* **EXERCISE INSTRUCTIONS**
Find all lines in the listing that include the word "potential", then copy them.

-- Start --

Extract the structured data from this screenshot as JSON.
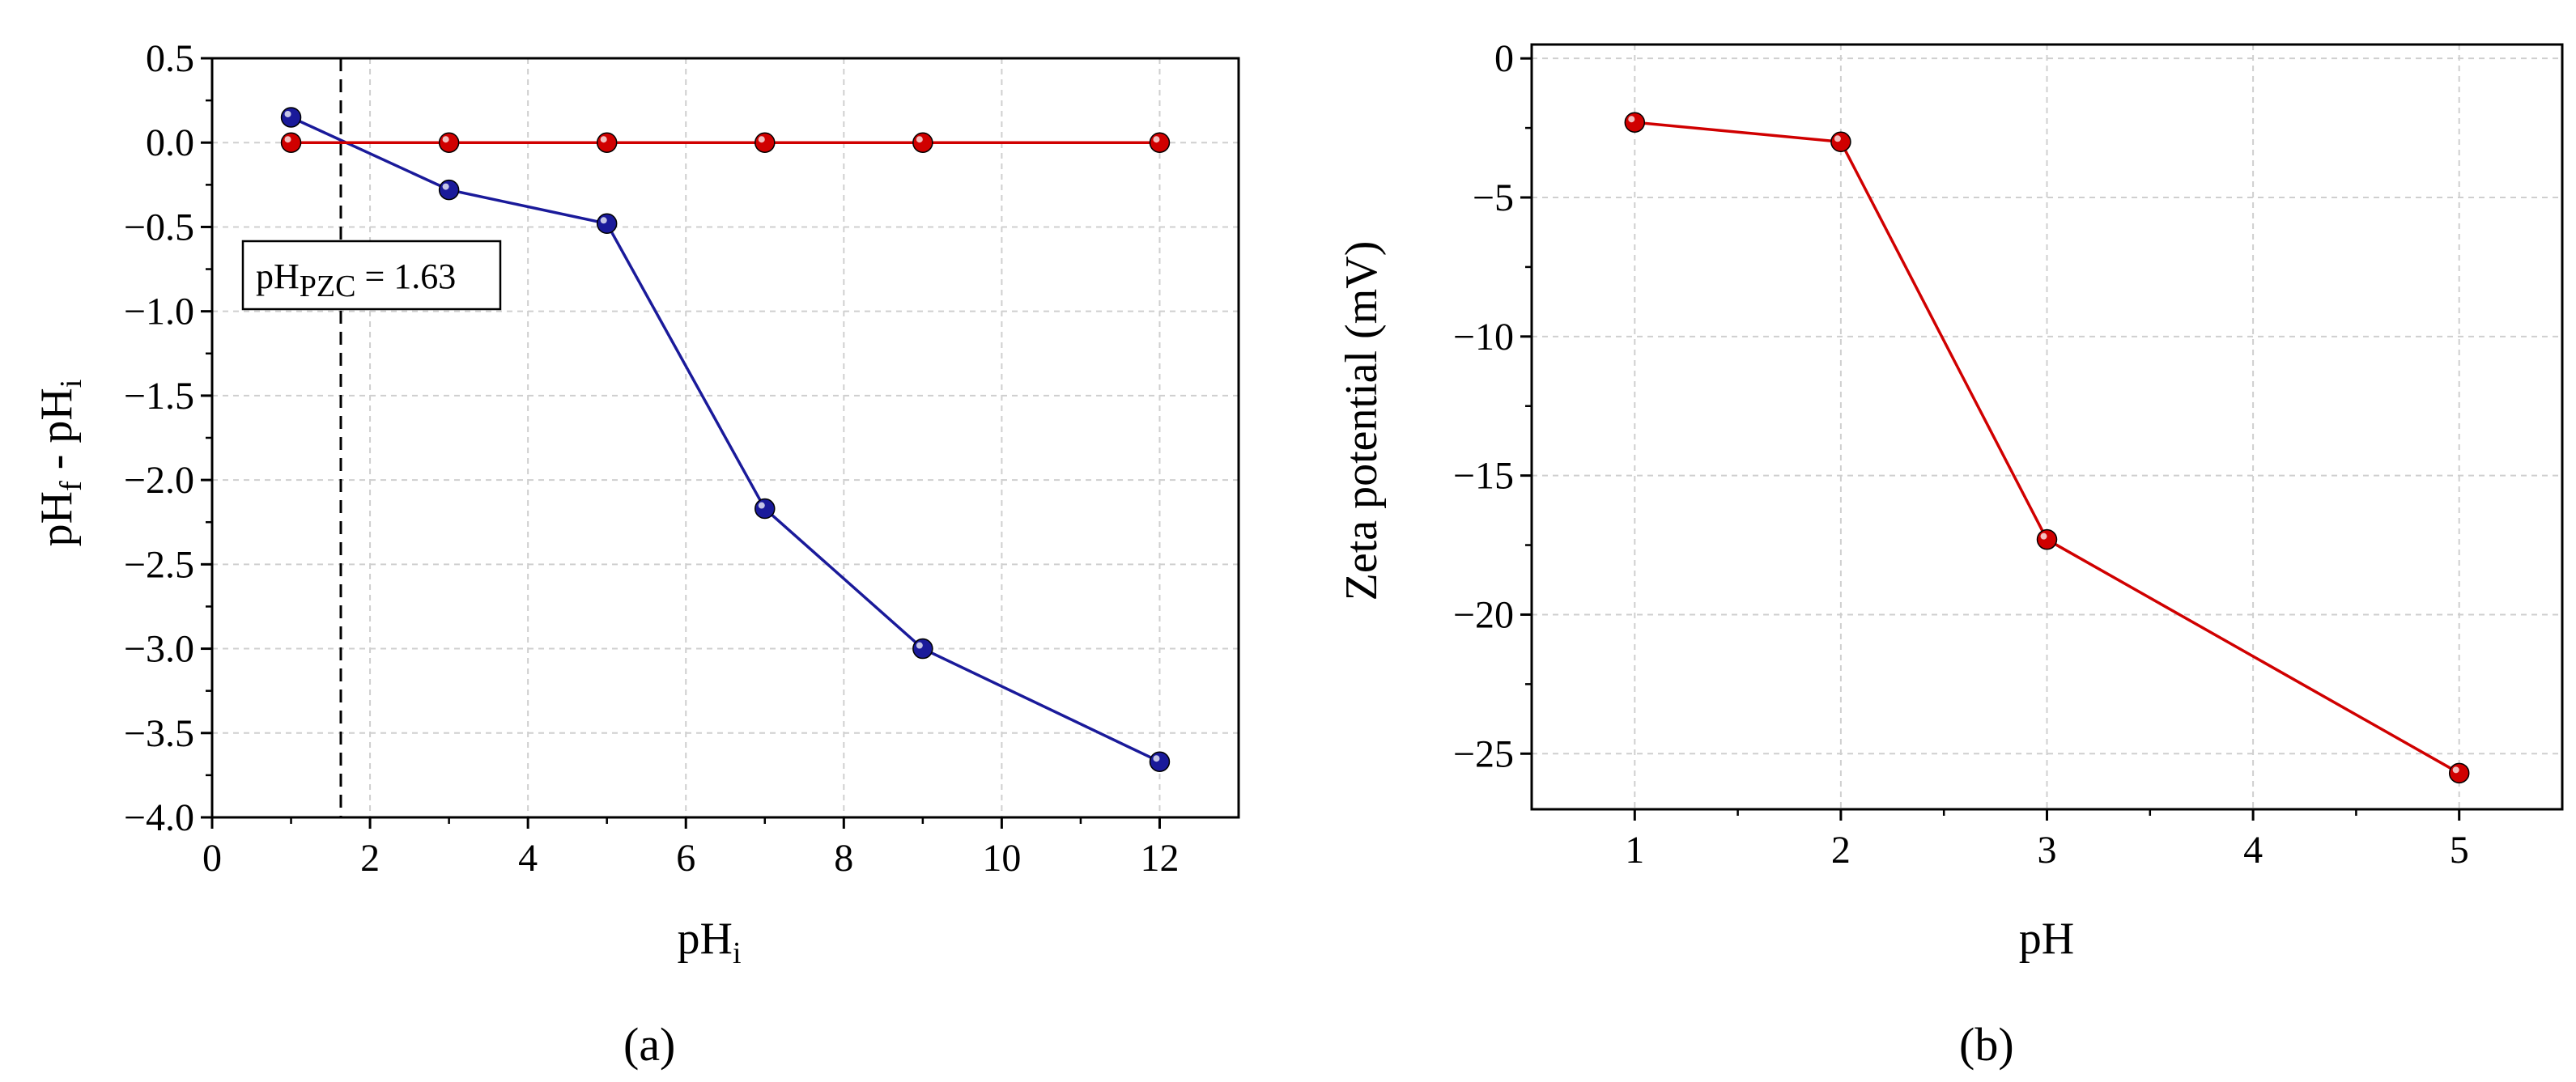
{
  "panels": {
    "a": {
      "label": "(a)",
      "xlabel": {
        "main": "pH",
        "sub": "i"
      },
      "ylabel": {
        "main1": "pH",
        "sub1": "f",
        "mid": " - pH",
        "sub2": "i"
      },
      "annotation": {
        "main": "pH",
        "sub": "PZC",
        "value": " = 1.63"
      }
    },
    "b": {
      "label": "(b)",
      "xlabel": "pH",
      "ylabel": "Zeta potential (mV)"
    }
  },
  "chart_data": [
    {
      "type": "line",
      "title": "",
      "xlabel": "pHi",
      "ylabel": "pHf - pHi",
      "xlim": [
        0,
        13
      ],
      "ylim": [
        -4.0,
        0.5
      ],
      "xticks": [
        0,
        2,
        4,
        6,
        8,
        10,
        12
      ],
      "xtick_labels": [
        "0",
        "2",
        "4",
        "6",
        "8",
        "10",
        "12"
      ],
      "yticks": [
        0.5,
        0.0,
        -0.5,
        -1.0,
        -1.5,
        -2.0,
        -2.5,
        -3.0,
        -3.5,
        -4.0
      ],
      "ytick_labels": [
        "0.5",
        "0.0",
        "−0.5",
        "−1.0",
        "−1.5",
        "−2.0",
        "−2.5",
        "−3.0",
        "−3.5",
        "−4.0"
      ],
      "grid": true,
      "series": [
        {
          "color": "#1a1a9a",
          "x": [
            1,
            3,
            5,
            7,
            9,
            12
          ],
          "y": [
            0.15,
            -0.28,
            -0.48,
            -2.17,
            -3.0,
            -3.67
          ]
        },
        {
          "color": "#d00000",
          "x": [
            1,
            3,
            5,
            7,
            9,
            12
          ],
          "y": [
            0.0,
            0.0,
            0.0,
            0.0,
            0.0,
            0.0
          ]
        }
      ],
      "reference_line": {
        "type": "vertical",
        "x": 1.63,
        "style": "dashed"
      },
      "annotations": [
        "pHPZC = 1.63"
      ]
    },
    {
      "type": "line",
      "title": "",
      "xlabel": "pH",
      "ylabel": "Zeta potential (mV)",
      "scale_note": "categorical x axis: 1, 2, 3, 4, 5 evenly spaced",
      "xlim": [
        0.5,
        5.5
      ],
      "ylim": [
        -27,
        0.5
      ],
      "xticks": [
        1,
        2,
        3,
        4,
        5
      ],
      "xtick_labels": [
        "1",
        "2",
        "3",
        "4",
        "5"
      ],
      "yticks": [
        0,
        -5,
        -10,
        -15,
        -20,
        -25
      ],
      "ytick_labels": [
        "0",
        "−5",
        "−10",
        "−15",
        "−20",
        "−25"
      ],
      "grid": true,
      "series": [
        {
          "color": "#d00000",
          "x": [
            1,
            2,
            3,
            5
          ],
          "y": [
            -2.3,
            -3.0,
            -17.3,
            -25.7
          ]
        }
      ]
    }
  ]
}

-- End --

* **THE ANSWER**
      "ylabel": "Zeta potential (mV)"
      "ylabel": "Zeta potential (mV)",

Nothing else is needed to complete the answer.